What you have to do
Scan the records and identify every line in which the string "type" occurs, then return those lines.

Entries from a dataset
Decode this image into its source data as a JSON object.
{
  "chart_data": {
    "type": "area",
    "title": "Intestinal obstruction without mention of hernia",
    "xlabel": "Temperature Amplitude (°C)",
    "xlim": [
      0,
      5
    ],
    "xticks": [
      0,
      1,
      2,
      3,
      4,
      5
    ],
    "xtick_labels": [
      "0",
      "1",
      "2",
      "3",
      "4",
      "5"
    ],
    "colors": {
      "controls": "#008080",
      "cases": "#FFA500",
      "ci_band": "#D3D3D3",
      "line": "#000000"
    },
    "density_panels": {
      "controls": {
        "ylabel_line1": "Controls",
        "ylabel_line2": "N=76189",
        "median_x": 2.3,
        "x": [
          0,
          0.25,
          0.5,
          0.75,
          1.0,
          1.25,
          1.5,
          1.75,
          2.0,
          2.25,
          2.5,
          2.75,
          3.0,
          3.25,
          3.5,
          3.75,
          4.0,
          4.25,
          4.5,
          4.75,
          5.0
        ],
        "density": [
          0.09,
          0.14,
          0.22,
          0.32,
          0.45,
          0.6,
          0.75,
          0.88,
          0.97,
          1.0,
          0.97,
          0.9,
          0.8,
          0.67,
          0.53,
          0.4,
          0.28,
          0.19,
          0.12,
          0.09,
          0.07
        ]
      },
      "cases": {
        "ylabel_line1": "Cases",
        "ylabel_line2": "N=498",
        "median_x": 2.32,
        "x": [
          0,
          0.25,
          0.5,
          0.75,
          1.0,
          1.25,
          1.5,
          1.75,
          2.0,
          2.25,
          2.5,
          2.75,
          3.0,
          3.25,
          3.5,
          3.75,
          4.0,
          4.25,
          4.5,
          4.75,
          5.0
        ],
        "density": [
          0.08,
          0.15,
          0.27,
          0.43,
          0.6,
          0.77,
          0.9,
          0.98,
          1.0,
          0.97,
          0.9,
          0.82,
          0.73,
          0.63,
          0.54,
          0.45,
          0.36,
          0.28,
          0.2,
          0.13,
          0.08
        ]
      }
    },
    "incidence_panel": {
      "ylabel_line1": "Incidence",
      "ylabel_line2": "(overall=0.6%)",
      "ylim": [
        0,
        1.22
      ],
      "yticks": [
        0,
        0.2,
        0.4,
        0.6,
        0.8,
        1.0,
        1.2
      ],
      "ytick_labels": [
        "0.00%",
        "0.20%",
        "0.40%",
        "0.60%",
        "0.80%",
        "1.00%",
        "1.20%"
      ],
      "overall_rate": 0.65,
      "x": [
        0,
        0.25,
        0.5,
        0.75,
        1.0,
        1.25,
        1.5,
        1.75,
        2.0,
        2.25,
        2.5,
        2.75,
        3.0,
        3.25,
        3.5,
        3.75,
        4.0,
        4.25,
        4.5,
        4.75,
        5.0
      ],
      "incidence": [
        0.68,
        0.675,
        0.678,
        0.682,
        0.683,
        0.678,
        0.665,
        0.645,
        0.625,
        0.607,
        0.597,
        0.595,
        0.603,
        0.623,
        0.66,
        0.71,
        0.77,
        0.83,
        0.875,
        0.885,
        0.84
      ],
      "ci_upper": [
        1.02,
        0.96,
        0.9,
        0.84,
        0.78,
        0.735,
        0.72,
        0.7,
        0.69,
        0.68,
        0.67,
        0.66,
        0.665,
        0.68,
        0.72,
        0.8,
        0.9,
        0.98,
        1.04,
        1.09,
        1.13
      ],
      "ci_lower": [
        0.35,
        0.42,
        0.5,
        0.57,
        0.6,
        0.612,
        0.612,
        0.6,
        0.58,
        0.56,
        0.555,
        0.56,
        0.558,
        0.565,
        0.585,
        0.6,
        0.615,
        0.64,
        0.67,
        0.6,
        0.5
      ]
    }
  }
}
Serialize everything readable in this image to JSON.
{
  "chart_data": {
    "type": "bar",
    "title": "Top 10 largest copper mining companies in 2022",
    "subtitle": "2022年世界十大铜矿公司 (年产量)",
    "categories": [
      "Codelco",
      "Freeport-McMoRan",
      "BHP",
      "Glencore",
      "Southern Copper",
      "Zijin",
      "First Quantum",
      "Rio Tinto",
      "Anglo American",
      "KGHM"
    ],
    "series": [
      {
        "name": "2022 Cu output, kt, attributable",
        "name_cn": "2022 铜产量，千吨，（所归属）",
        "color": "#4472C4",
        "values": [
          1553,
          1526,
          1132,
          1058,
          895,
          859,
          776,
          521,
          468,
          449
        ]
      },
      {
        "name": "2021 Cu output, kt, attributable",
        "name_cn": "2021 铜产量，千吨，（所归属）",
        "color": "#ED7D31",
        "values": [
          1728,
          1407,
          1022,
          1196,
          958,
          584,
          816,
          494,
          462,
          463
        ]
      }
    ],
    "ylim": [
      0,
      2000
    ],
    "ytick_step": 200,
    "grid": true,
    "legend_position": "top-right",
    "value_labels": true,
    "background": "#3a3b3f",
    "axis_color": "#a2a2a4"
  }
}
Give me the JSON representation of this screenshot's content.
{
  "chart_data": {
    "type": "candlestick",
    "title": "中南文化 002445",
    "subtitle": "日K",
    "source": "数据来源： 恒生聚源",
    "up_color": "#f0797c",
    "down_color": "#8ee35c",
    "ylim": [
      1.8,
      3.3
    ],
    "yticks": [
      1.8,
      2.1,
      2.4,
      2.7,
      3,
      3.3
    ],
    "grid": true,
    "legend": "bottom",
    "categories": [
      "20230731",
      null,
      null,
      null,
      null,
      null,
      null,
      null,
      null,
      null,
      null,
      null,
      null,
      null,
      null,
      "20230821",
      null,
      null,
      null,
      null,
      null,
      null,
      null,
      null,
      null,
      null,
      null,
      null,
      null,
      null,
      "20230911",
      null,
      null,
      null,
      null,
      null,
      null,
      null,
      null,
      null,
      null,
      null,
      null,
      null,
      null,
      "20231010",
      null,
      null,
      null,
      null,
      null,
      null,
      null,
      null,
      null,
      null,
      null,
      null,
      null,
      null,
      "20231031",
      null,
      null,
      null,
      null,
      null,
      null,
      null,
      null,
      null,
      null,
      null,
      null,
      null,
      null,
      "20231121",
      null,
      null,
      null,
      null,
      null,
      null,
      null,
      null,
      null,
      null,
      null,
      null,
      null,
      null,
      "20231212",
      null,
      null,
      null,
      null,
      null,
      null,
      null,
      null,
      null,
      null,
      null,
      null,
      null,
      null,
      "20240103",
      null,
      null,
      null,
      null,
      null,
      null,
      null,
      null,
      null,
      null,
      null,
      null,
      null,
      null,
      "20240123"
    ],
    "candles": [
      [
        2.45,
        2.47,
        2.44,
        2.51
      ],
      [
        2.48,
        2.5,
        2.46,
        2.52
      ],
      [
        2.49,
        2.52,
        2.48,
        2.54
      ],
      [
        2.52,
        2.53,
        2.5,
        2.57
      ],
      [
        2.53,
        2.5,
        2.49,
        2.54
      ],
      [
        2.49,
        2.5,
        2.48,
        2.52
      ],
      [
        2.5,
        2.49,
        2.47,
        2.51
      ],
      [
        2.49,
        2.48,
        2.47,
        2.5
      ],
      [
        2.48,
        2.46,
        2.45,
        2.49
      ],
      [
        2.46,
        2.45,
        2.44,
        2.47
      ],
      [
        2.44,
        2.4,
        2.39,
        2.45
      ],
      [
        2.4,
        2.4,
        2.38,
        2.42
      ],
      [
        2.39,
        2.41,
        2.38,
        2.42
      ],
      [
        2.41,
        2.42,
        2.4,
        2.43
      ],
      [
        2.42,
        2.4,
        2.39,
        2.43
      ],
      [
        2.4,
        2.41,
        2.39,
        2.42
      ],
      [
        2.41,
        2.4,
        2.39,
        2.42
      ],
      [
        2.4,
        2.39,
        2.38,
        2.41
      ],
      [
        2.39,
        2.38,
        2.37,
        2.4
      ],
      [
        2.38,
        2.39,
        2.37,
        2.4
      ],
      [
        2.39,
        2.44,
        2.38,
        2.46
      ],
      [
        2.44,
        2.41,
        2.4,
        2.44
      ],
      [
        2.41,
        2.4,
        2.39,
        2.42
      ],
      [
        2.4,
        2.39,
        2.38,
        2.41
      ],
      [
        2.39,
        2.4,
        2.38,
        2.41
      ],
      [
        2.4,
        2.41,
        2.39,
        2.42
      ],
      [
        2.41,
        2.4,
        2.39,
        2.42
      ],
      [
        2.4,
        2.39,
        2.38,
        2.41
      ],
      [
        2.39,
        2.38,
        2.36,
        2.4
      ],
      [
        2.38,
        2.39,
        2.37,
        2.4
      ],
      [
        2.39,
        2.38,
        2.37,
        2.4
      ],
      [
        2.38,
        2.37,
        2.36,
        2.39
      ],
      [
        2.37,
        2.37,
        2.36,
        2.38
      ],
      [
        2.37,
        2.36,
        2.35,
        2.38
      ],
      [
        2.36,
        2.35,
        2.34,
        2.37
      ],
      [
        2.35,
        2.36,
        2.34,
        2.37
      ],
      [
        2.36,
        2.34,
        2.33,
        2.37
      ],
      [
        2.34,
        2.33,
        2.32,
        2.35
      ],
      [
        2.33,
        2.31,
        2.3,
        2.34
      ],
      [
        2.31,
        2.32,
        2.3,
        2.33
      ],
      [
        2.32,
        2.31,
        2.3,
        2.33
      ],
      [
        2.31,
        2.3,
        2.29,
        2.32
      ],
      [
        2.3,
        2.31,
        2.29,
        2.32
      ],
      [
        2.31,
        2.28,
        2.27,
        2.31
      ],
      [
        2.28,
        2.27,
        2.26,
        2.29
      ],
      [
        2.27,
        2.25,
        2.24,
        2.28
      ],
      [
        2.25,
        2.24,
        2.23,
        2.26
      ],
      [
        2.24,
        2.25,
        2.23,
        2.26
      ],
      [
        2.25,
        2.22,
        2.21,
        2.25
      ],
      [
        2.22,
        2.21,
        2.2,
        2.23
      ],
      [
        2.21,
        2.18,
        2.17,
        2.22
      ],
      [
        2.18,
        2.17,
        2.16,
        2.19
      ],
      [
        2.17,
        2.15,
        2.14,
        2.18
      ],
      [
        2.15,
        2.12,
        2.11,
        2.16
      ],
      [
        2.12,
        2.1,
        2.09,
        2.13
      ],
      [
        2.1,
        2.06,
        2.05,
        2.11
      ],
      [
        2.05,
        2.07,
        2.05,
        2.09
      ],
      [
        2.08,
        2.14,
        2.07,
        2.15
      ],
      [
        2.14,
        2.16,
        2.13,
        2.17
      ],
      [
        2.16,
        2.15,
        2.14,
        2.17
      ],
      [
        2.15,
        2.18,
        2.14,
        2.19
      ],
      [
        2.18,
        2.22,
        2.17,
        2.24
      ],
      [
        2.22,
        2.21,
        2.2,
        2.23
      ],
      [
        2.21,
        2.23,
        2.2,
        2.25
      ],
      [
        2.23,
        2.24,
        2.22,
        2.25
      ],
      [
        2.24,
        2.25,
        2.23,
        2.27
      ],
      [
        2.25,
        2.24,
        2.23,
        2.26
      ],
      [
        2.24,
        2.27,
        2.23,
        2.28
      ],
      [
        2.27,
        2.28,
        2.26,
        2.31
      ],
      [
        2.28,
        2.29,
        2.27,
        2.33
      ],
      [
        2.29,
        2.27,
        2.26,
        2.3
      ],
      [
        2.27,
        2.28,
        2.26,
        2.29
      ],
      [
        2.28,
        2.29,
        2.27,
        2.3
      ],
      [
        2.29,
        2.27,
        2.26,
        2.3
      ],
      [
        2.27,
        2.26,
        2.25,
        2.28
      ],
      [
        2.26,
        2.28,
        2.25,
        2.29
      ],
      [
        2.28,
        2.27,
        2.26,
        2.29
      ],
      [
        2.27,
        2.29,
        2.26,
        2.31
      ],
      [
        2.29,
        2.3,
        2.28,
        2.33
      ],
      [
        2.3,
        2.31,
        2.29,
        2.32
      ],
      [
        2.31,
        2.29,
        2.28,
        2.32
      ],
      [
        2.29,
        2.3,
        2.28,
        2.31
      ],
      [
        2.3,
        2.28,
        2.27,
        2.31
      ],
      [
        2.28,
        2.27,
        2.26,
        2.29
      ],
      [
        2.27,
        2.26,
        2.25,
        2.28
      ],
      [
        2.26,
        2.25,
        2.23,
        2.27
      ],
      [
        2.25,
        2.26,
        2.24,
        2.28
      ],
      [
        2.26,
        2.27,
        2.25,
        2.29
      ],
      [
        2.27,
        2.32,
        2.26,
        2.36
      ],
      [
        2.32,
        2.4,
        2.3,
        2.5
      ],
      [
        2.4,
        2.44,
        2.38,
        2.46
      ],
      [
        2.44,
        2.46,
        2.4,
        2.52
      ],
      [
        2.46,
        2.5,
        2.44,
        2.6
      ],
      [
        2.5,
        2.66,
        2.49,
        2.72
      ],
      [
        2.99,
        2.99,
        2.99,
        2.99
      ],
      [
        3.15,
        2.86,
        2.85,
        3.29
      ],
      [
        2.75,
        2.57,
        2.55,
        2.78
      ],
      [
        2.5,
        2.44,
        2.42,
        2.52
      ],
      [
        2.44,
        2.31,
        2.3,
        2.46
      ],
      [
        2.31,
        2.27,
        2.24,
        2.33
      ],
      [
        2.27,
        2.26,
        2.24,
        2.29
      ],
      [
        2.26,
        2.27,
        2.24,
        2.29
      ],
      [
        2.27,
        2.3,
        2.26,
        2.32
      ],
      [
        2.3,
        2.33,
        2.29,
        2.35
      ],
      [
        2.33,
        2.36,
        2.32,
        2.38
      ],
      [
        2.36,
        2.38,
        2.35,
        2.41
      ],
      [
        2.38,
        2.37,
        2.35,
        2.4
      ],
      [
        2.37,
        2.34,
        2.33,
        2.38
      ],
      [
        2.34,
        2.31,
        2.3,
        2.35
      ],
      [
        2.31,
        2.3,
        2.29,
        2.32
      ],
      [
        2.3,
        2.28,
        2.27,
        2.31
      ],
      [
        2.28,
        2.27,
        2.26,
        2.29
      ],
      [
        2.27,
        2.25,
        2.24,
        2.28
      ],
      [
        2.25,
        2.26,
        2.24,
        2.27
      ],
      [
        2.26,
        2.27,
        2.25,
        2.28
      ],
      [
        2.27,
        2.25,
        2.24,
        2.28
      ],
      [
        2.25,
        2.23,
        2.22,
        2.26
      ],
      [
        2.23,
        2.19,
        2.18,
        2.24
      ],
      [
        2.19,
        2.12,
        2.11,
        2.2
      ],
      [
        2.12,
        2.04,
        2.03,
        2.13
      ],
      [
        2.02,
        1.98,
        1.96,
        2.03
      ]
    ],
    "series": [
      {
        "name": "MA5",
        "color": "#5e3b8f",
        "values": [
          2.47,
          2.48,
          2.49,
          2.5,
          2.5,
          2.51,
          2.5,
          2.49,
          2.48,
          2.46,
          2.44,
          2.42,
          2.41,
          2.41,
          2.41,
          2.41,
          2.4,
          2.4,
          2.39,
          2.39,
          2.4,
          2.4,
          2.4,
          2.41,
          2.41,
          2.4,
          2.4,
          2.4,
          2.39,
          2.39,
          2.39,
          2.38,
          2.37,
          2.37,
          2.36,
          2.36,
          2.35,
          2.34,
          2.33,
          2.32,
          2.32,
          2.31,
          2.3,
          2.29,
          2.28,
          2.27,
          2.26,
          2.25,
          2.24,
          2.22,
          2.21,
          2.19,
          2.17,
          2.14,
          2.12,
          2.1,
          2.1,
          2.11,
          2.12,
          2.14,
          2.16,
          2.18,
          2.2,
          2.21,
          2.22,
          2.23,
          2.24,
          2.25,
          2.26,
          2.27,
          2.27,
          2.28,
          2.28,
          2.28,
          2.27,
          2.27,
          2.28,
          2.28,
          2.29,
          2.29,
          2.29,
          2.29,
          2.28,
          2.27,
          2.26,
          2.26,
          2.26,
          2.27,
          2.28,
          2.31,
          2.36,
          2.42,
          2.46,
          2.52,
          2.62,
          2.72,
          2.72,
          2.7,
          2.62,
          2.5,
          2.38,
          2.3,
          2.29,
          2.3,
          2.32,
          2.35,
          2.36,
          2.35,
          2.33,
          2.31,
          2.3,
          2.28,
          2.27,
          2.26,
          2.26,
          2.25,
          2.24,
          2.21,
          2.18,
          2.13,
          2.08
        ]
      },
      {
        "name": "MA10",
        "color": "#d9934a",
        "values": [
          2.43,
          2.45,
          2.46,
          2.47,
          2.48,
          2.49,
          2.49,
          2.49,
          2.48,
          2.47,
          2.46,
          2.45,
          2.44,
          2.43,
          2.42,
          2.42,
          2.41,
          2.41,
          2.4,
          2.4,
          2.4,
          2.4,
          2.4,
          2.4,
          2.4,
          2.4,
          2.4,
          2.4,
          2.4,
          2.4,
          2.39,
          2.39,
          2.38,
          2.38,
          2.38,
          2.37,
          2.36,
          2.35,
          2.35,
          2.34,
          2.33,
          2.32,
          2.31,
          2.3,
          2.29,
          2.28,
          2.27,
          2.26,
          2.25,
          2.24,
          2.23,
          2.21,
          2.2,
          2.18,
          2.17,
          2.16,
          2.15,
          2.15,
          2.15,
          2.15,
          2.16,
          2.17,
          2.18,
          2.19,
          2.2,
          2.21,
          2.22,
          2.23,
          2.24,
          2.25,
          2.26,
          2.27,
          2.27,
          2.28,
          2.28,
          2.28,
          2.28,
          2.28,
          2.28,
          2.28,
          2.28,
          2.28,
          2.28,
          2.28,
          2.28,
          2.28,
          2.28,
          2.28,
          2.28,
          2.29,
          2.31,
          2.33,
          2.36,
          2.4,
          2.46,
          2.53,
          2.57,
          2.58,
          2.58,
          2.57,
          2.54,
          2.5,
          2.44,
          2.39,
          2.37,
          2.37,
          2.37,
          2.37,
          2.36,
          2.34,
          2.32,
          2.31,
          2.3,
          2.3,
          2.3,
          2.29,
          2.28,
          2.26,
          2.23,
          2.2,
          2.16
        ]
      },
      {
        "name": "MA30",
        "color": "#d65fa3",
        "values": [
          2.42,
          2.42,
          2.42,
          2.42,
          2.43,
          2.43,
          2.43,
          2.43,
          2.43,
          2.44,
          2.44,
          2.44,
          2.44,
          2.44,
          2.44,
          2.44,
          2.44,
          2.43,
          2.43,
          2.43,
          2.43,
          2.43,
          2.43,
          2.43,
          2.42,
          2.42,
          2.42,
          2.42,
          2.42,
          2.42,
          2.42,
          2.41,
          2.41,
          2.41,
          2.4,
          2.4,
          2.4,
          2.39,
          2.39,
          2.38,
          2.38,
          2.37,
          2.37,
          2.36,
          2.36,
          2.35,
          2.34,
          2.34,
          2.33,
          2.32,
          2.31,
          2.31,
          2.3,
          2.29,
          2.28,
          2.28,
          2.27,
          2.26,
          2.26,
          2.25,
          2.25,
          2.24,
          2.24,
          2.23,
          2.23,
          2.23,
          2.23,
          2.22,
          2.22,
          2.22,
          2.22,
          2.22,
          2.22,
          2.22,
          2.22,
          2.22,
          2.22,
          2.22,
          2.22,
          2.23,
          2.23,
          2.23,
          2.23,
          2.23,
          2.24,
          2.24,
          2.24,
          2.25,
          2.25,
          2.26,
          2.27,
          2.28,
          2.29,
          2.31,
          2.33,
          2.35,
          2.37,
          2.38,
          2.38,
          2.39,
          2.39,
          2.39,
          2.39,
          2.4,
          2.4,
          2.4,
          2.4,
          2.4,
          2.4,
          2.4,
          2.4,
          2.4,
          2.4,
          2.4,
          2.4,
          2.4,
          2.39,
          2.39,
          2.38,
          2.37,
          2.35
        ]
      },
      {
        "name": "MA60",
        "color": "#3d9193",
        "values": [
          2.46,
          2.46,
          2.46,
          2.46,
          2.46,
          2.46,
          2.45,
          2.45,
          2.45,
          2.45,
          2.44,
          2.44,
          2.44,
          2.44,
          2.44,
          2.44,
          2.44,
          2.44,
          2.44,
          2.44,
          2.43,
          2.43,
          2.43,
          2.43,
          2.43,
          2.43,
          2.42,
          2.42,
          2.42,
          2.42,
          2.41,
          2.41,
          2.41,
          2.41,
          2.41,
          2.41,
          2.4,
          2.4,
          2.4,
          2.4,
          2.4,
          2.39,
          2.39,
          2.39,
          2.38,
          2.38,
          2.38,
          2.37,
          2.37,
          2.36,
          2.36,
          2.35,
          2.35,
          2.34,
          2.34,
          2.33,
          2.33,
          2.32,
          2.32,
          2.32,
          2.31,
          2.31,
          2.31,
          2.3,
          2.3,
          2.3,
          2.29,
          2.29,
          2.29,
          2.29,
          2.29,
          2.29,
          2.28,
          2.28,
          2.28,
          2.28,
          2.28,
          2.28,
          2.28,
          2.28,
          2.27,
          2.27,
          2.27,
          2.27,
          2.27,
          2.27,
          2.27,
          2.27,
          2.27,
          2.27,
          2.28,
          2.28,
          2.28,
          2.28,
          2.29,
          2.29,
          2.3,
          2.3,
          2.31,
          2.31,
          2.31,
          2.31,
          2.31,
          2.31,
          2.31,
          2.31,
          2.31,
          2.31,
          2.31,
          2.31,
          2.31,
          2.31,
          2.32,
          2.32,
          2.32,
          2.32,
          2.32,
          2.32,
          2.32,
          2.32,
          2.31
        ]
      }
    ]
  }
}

Solution to this problem
    "type": "area",
    "type": "bar",
    "type": "candlestick",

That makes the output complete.